- **Selected passage**:
________________________

# Accelerated Extra-Gradient Descent: A Novel Accelerated First-Order   Method

**Authors:** Jelena Diakonikolas, Lorenzo Orecchia

arXiv: 1706.04680 · 2018-02-13

## TL;DR

This paper introduces AXGD, a novel accelerated first-order method based on a predictor-corrector approach, achieving optimal convergence rates for smooth functions and demonstrating robustness and versatility compared to traditional methods like Nesterov's AGD.

## Contribution

The paper presents AXGD, a new accelerated method that differs from AGD, utilizing a predictor-corrector scheme inspired by Mirror-Prox and Extra-Gradient, with a novel primal-dual analysis and broad applicability.

## Key findings

- Achieves asymptotically optimal convergence rates for smooth functions.
- Matches Nesterov's method performance while showing increased robustness to noise.
- Extends to objectives with generalized smoothness and non-smooth Lipschitz properties.

________________________

- **Listing**:
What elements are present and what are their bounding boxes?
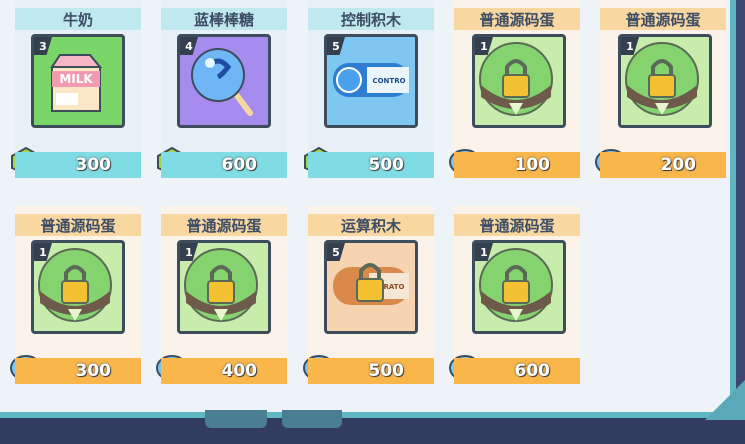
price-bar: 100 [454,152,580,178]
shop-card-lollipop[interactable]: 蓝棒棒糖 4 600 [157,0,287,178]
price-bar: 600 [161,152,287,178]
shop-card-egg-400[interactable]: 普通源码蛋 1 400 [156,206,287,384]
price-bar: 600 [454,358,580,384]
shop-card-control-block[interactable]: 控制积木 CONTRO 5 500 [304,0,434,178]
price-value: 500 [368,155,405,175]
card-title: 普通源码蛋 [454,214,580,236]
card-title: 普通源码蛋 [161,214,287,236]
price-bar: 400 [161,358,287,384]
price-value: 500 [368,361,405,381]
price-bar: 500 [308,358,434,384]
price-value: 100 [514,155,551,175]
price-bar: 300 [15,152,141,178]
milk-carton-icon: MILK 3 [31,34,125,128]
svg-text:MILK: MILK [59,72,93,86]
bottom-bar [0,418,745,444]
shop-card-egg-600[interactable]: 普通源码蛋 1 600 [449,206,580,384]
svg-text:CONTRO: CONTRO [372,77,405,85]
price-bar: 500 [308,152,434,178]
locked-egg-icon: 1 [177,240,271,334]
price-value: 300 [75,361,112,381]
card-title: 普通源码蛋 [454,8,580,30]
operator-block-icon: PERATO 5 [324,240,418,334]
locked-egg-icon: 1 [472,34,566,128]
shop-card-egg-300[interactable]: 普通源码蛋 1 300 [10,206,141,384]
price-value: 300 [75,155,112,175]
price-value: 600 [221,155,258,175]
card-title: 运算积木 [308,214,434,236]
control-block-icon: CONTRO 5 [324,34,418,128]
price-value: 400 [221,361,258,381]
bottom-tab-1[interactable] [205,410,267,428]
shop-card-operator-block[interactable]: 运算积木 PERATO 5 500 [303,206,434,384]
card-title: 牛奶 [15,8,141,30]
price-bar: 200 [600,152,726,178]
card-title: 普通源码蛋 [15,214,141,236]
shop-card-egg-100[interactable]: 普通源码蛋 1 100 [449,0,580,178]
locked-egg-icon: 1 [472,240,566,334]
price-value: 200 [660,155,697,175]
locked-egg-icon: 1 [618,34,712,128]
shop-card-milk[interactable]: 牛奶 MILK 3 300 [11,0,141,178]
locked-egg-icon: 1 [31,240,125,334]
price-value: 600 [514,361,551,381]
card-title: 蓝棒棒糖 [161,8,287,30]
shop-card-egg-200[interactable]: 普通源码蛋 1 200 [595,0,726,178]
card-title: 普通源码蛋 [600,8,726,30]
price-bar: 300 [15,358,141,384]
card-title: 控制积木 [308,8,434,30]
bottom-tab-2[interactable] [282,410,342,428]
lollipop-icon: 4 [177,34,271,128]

________________________

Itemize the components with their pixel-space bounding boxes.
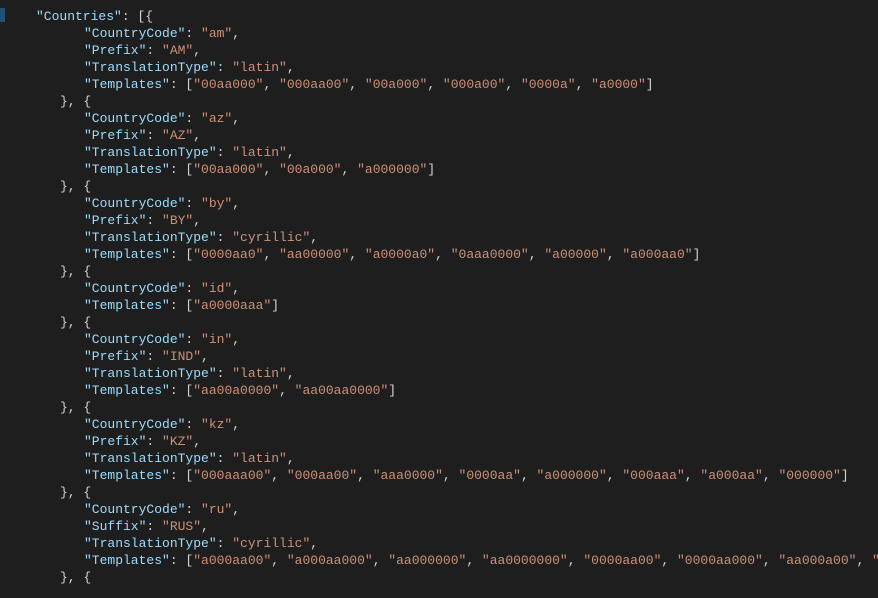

________________________

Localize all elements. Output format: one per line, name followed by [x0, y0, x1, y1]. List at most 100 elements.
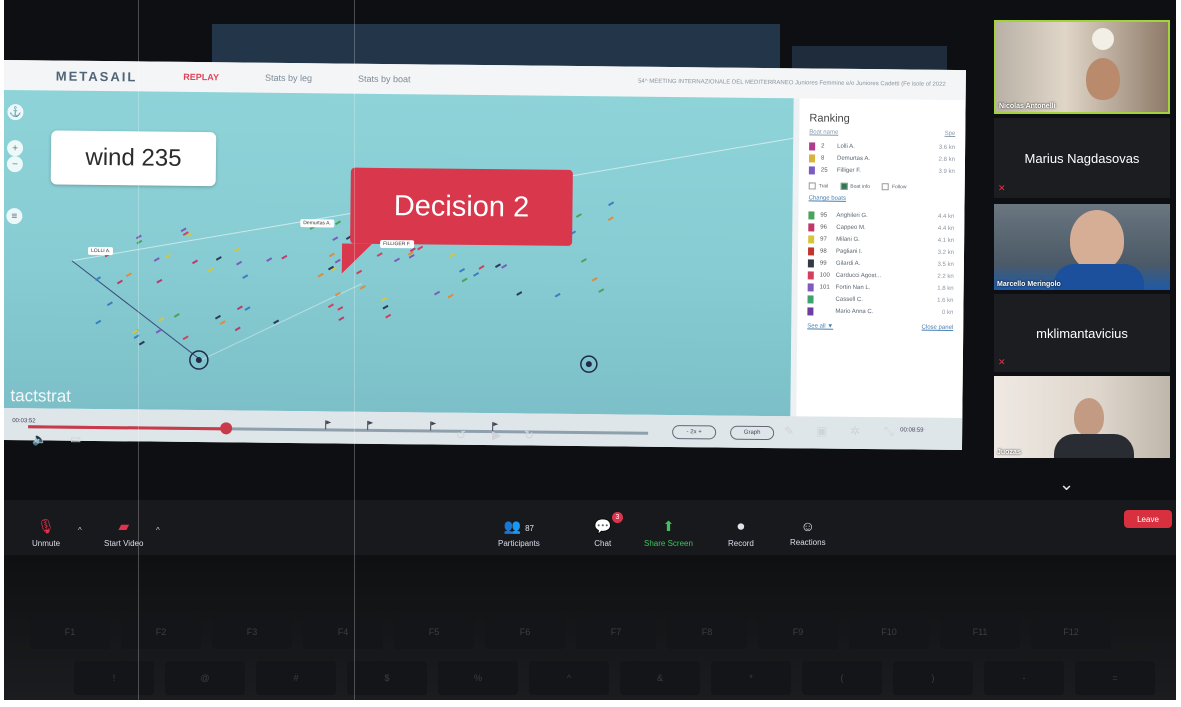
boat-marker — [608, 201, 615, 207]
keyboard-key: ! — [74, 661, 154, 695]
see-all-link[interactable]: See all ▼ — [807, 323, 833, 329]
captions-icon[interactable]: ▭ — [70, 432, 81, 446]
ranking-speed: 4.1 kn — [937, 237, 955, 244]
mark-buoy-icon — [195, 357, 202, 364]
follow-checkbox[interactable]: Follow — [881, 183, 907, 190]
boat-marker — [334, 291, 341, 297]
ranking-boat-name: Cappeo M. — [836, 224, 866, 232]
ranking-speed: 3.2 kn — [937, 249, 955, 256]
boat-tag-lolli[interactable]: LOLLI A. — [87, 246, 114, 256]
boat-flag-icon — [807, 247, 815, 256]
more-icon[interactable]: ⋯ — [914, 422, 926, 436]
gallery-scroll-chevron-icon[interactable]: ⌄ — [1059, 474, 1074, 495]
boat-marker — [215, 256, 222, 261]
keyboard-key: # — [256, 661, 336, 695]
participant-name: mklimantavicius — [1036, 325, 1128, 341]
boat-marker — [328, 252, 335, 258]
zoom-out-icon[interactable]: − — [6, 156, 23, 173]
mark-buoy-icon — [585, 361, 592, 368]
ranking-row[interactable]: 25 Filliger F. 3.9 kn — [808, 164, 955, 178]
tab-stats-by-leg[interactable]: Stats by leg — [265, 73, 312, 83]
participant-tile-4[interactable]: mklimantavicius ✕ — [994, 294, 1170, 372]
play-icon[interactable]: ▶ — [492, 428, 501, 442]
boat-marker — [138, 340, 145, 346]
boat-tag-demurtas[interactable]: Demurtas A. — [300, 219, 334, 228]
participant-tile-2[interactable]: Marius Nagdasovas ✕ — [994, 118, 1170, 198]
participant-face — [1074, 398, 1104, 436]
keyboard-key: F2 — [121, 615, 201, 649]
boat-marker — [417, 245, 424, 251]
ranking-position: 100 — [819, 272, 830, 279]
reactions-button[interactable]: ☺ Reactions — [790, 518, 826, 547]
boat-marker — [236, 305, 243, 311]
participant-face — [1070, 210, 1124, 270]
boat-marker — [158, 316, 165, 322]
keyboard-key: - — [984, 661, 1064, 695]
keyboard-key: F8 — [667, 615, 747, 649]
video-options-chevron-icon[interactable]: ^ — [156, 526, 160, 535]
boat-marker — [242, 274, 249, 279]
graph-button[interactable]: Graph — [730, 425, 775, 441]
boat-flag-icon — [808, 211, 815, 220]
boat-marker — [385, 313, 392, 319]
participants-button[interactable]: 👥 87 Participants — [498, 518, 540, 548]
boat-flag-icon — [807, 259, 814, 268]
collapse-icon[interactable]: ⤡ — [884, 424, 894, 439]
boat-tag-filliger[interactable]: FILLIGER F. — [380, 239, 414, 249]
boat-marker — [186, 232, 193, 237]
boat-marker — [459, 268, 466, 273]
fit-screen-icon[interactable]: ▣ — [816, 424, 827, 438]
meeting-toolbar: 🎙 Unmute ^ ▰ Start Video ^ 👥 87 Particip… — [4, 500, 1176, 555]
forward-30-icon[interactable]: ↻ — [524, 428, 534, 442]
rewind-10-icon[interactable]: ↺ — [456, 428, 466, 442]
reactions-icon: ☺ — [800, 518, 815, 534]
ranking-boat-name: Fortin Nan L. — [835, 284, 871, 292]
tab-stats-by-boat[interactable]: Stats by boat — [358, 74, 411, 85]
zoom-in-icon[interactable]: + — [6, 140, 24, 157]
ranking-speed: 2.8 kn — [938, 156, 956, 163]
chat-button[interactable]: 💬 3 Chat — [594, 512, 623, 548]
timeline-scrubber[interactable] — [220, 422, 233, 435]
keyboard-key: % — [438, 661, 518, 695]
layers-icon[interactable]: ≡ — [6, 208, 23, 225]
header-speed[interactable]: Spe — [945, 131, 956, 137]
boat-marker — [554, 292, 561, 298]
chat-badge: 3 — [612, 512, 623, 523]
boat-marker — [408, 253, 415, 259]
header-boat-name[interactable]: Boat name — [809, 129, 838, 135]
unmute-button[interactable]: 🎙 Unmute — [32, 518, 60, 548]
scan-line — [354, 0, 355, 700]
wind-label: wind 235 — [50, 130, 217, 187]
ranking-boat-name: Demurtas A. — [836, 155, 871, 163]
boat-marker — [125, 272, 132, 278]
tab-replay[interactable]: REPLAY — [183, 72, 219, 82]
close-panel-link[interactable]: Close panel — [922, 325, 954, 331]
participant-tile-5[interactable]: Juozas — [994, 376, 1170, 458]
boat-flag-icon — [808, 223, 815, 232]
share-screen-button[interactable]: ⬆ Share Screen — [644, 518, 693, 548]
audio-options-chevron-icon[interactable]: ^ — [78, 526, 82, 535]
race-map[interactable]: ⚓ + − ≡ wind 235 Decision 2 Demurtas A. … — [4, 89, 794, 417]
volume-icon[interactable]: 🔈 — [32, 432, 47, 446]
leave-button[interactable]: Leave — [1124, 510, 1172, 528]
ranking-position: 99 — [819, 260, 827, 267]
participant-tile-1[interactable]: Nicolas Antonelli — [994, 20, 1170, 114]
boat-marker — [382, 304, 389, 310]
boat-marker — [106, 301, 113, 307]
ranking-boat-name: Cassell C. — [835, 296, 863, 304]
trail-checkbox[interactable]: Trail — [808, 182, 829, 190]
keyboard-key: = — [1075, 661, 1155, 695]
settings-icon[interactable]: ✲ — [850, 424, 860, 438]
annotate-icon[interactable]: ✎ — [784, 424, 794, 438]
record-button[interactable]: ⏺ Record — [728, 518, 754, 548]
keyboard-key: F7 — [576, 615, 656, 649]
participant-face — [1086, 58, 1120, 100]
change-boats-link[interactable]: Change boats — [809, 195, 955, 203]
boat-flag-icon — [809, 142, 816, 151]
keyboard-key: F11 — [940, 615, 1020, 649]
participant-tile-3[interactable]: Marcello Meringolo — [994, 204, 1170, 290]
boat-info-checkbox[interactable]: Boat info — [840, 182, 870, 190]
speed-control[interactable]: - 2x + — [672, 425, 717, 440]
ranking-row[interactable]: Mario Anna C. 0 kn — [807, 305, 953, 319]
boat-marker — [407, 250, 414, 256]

________________________

- **What you need to do**:
In the AXGD summary, begin at the words "## Contribution" and stop after "robustness to noise.". Write that part out again, swapping "robustness" for "resilience". The records have no role in this.

- **Solution to this task**:
## Contribution

The paper presents AXGD, a new accelerated method that differs from AGD, utilizing a predictor-corrector scheme inspired by Mirror-Prox and Extra-Gradient, with a novel primal-dual analysis and broad applicability.

## Key findings

- Achieves asymptotically optimal convergence rates for smooth functions.
- Matches Nesterov's method performance while showing increased resilience to noise.